CONSIGNES
1. Réécrivez plus brièvement le paragraphe du texte cité qui commence par « Lorsque Victor est devenu père », en gardant ses faits principaux.
2. Prolongez le texte cité à partir de sa dernière phrase.

TEXTE CITÉ
**********

En fait, elles nous ont demandé, elles nous ont dit que finalement, après réflexion, il leur semblait plus cohérent que Victor soit aussi le père […] Nous on a dit non, et puis on a réfléchi, on a dit que peut-être rajouter un couple de mecs là-dedans ça faisait encore plus compliqué et que finalement Françoise, si elle avait un frère ou une soeur dans ce couple-là, que tous les deux arrivent en même temps, repartent en même temps, c’était peut-être plus simple qu’un frère ou une soeur qu’on ne voit plus, pas, puisqu’elle partirait chez les pères… enfin, tu vois ?

Vincent

Lorsque Victor est devenu père à son tour, Vincent n’a pas voulu se faire appeler par un terme renvoyant à la paternité, vu que son compagnon ne l’avait pas fait auparavant. Il a donc préféré se faire appeler par un terme singulier, unique, créé spécialement pour que les enfants de Victor puissent s’adresser à lui autrement que par son prénom[10]. Ces différentes pratiques d’appellation ne sont pas contradictoires avec un investissement conjoint dans des rôles parentaux auprès de tous les enfants.

**********

DONNÉES
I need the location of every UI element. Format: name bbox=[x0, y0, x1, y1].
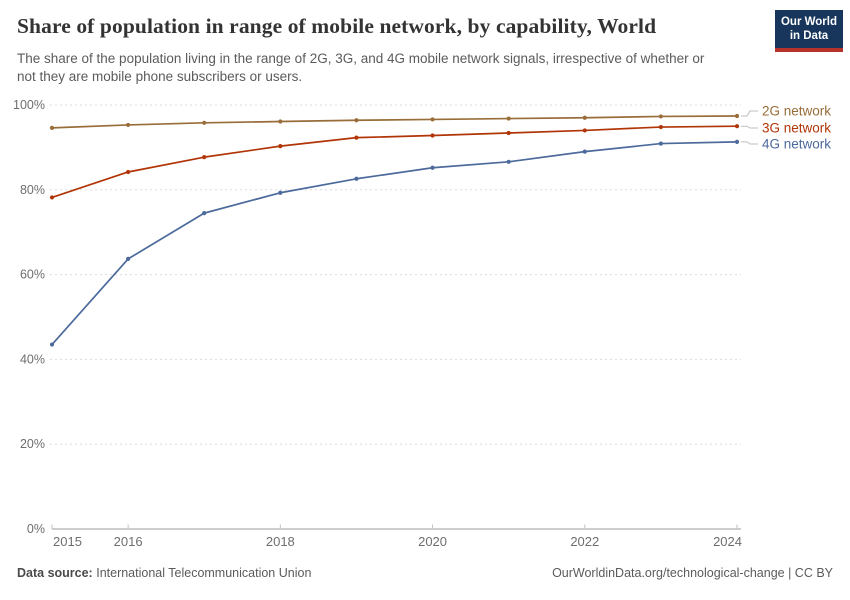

**********

CORRIGÉS
1. Quand Victor est devenu père à son tour, Vincent a refusé un terme évoquant la paternité, puisque son compagnon ne l'avait pas fait auparavant. Il a choisi une appellation unique, créée pour que les enfants de Victor puissent s'adresser à lui autrement que par son prénom. Ces appellations différentes restent compatibles avec un investissement parental commun auprès de tous les enfants.

2.
Au sein de la fratrie, Richard se retrouvait en désavantage par rapport à ses deux frères et à sa soeur qui avaient tous les trois deux parents statutaires, un père et une mère. Afin de sécuriser le lien de Richard avec Victor, le couple a d’abord signé un PACS et demandé le partage de l’autorité parentale, puis, après leur mariage en 2014, l’adoption plénière par le second parent. Pour la demande d’adoption, ils ont eu recours à un avocat qui, dans sa requête, a expliqué au juge les détails des choix qu’ils avaient opérés dans la construction de leur famille. Selon Vincent, leur configuration familiale pouvait paraître « un peu compliquée » aux yeux des autres, raison pour laquelle ils ont décidé de bien montrer au juge que leurs choix avaient un sens dans leur trajectoire. Ils étaient sensibles au regard extérieur sur leur famille, vu que leurs choix avaient déjà suscité des commentaires de la part de l’entourage amical : certains ne voyaient pas d’un bon oeil le « mélange » entre adoption et coparentalité, d’autres s’interrogeaient sur le nombre d’enfants (« jusqu’où vont-ils aller ? »), et d’autres encore trouvaient bizarre la deuxième coparentalité, qui, pour eux, ressemblait à une « polygamie ». Au moment de l’arrivée de Richard et de la naissance de David, en 2002, ils avaient l’impression « d’inventer quelque chose », selon leurs propres mots. Leur hésitation à se faire appeler papa tous les deux, par exemple, témoigne de ce caractère encore peu visible de l’homoparentalité en France, à l’origine de doutes de la part de la société (les amis, l’école).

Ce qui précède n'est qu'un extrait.